:: SOURCE DATA ::
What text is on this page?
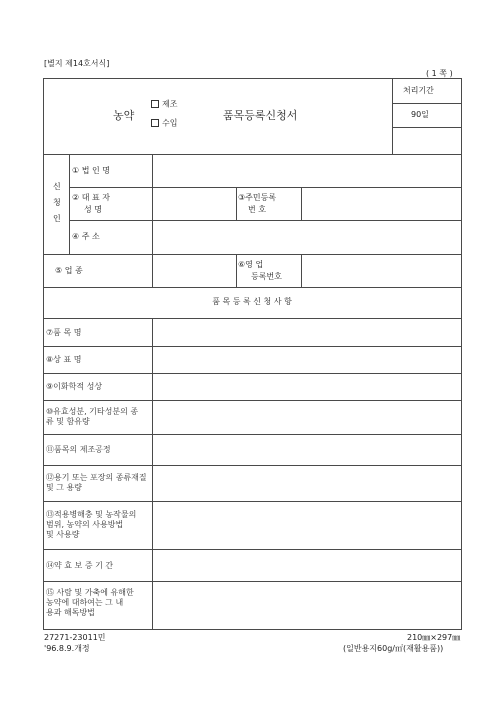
[별지 제14호서식]
( 1 쪽 )
농약
제조
수입
품목등록신청서
처리기간
90일
신
청
인
① 법 인 명
② 대 표 자
성 명
③주민등록
번 호
④ 주 소
⑤ 업 종
⑥영 업
등록번호
품 목 등 록 신 청 사 항
⑦품 목 명
⑧상 표 명
⑨이화학적 성상
⑩유효성분, 기타성분의 종
류 및 함유량
⑪품목의 제조공정
⑫용기 또는 포장의 종류재질
및 그 용량
⑬적용병해충 및 농작물의
범위, 농약의 사용방법
및 사용량
⑭약 효 보 증 기 간
⑮ 사람 및 가축에 유해한
농약에 대하여는 그 내
용과 해독방법
27271-23011민
'96.8.9.개정
210㎜×297㎜
(일반용지60g/㎡(재활용품))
:::
**BRIEF**
Reproduce the material word for word. Any pictures should be left out of the copy.

**EXPECTED ANSWER**
What text is on this page?
[별지 제14호서식]
( 1 쪽 )
농약
제조
수입
품목등록신청서
처리기간
90일
신
청
인
① 법 인 명
② 대 표 자
성 명
③주민등록
번 호
④ 주 소
⑤ 업 종
⑥영 업
등록번호
품 목 등 록 신 청 사 항
⑦품 목 명
⑧상 표 명
⑨이화학적 성상
⑩유효성분, 기타성분의 종
류 및 함유량
⑪품목의 제조공정
⑫용기 또는 포장의 종류재질
및 그 용량
⑬적용병해충 및 농작물의
범위, 농약의 사용방법
및 사용량
⑭약 효 보 증 기 간
⑮ 사람 및 가축에 유해한
농약에 대하여는 그 내
용과 해독방법
27271-23011민
'96.8.9.개정
210㎜×297㎜
(일반용지60g/㎡(재활용품))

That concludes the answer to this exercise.